Data tied to figure images:
╭──
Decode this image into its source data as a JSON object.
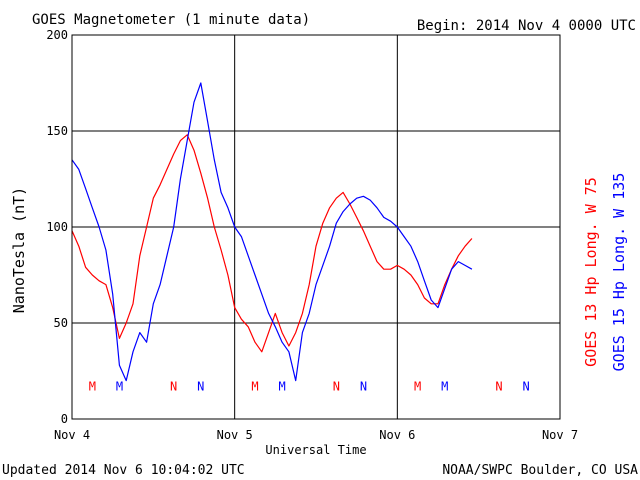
{
  "chart_data": {
    "type": "line",
    "title": "GOES Magnetometer (1 minute data)",
    "begin_label": "Begin:  2014 Nov 4 0000 UTC",
    "xlabel": "Universal Time",
    "ylabel": "NanoTesla (nT)",
    "xlim": [
      0,
      72
    ],
    "ylim": [
      0,
      200
    ],
    "x_ticks": [
      {
        "x": 0,
        "label": "Nov 4"
      },
      {
        "x": 24,
        "label": "Nov 5"
      },
      {
        "x": 48,
        "label": "Nov 6"
      },
      {
        "x": 72,
        "label": "Nov 7"
      }
    ],
    "y_ticks": [
      0,
      50,
      100,
      150,
      200
    ],
    "grid": true,
    "x_unit": "hours since 2014 Nov 4 0000 UTC",
    "series": [
      {
        "name": "GOES 13 Hp  Long. W 75",
        "color": "#ff0000",
        "x": [
          0,
          1,
          2,
          3,
          4,
          5,
          6,
          7,
          8,
          9,
          10,
          11,
          12,
          13,
          14,
          15,
          16,
          17,
          18,
          19,
          20,
          21,
          22,
          23,
          24,
          25,
          26,
          27,
          28,
          29,
          30,
          31,
          32,
          33,
          34,
          35,
          36,
          37,
          38,
          39,
          40,
          41,
          42,
          43,
          44,
          45,
          46,
          47,
          48,
          49,
          50,
          51,
          52,
          53,
          54,
          55,
          56,
          57,
          58,
          59
        ],
        "y": [
          98,
          90,
          79,
          75,
          72,
          70,
          58,
          42,
          50,
          60,
          85,
          100,
          115,
          122,
          130,
          138,
          145,
          148,
          140,
          128,
          115,
          100,
          88,
          75,
          58,
          52,
          48,
          40,
          35,
          45,
          55,
          45,
          38,
          45,
          55,
          70,
          90,
          102,
          110,
          115,
          118,
          112,
          105,
          98,
          90,
          82,
          78,
          78,
          80,
          78,
          75,
          70,
          63,
          60,
          60,
          70,
          78,
          85,
          90,
          94
        ]
      },
      {
        "name": "GOES 15 Hp  Long. W 135",
        "color": "#0000ff",
        "x": [
          0,
          1,
          2,
          3,
          4,
          5,
          6,
          7,
          8,
          9,
          10,
          11,
          12,
          13,
          14,
          15,
          16,
          17,
          18,
          19,
          20,
          21,
          22,
          23,
          24,
          25,
          26,
          27,
          28,
          29,
          30,
          31,
          32,
          33,
          34,
          35,
          36,
          37,
          38,
          39,
          40,
          41,
          42,
          43,
          44,
          45,
          46,
          47,
          48,
          49,
          50,
          51,
          52,
          53,
          54,
          55,
          56,
          57,
          58,
          59
        ],
        "y": [
          135,
          130,
          120,
          110,
          100,
          88,
          65,
          28,
          20,
          35,
          45,
          40,
          60,
          70,
          85,
          100,
          125,
          145,
          165,
          175,
          155,
          135,
          118,
          110,
          100,
          95,
          85,
          75,
          65,
          55,
          48,
          40,
          35,
          20,
          45,
          55,
          70,
          80,
          90,
          102,
          108,
          112,
          115,
          116,
          114,
          110,
          105,
          103,
          100,
          95,
          90,
          82,
          72,
          62,
          58,
          68,
          78,
          82,
          80,
          78
        ]
      }
    ],
    "event_marks": [
      {
        "label": "M",
        "x": 3.0,
        "series": 0
      },
      {
        "label": "M",
        "x": 7.0,
        "series": 1
      },
      {
        "label": "N",
        "x": 15.0,
        "series": 0
      },
      {
        "label": "N",
        "x": 19.0,
        "series": 1
      },
      {
        "label": "M",
        "x": 27.0,
        "series": 0
      },
      {
        "label": "M",
        "x": 31.0,
        "series": 1
      },
      {
        "label": "N",
        "x": 39.0,
        "series": 0
      },
      {
        "label": "N",
        "x": 43.0,
        "series": 1
      },
      {
        "label": "M",
        "x": 51.0,
        "series": 0
      },
      {
        "label": "M",
        "x": 55.0,
        "series": 1
      },
      {
        "label": "N",
        "x": 63.0,
        "series": 0
      },
      {
        "label": "N",
        "x": 67.0,
        "series": 1
      }
    ],
    "event_marks_y": 17
  },
  "footer": {
    "updated": "Updated 2014 Nov  6 10:04:02 UTC",
    "credit": "NOAA/SWPC Boulder, CO USA"
  }
}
╰──
TASK DESCRIPTION:
Look through the records and gather each line with the word "name".

WRITTEN ANSWER:
        "name": "GOES 13 Hp  Long. W 75",
        "name": "GOES 15 Hp  Long. W 135",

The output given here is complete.